- **WRITTEN EXERCISE**
Your task is to gather the lines below that hold the string "ylabel".

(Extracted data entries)
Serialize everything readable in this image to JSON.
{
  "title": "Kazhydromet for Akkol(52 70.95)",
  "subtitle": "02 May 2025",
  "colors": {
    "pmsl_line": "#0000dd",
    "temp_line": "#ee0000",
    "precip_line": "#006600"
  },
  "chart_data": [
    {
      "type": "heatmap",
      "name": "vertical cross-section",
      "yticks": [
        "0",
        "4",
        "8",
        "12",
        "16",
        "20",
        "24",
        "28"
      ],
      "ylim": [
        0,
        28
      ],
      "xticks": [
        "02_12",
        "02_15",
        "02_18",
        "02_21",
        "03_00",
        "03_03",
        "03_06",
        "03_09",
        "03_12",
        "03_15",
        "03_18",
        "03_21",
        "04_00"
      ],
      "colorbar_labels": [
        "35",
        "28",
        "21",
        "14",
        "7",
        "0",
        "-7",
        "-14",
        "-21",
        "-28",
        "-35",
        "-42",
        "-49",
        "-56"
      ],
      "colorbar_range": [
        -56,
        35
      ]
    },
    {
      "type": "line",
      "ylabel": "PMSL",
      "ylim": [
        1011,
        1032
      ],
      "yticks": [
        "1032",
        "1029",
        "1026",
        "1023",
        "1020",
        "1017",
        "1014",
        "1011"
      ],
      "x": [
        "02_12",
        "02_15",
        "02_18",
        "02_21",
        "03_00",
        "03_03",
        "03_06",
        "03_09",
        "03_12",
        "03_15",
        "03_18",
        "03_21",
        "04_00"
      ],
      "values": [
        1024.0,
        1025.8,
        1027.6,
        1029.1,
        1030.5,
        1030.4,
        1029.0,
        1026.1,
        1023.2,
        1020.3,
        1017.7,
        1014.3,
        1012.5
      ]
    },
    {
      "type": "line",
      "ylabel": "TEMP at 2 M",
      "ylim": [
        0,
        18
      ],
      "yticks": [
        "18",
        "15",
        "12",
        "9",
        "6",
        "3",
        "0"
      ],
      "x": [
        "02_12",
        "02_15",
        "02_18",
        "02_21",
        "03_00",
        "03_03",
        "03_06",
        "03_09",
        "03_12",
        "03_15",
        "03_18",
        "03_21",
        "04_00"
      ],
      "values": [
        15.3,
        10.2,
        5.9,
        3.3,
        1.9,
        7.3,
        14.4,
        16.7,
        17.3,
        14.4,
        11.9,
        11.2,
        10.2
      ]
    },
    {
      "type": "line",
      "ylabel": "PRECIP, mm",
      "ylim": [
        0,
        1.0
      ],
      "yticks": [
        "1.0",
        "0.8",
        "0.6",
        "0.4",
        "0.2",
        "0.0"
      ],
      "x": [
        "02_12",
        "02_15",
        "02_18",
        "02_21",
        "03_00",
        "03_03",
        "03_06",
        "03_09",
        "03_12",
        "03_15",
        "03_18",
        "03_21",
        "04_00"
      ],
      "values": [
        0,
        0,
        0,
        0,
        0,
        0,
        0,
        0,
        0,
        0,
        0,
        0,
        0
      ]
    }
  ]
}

- **TASK ANSWER**
      "ylabel": "PMSL",
      "ylabel": "TEMP at 2 M",
      "ylabel": "PRECIP, mm",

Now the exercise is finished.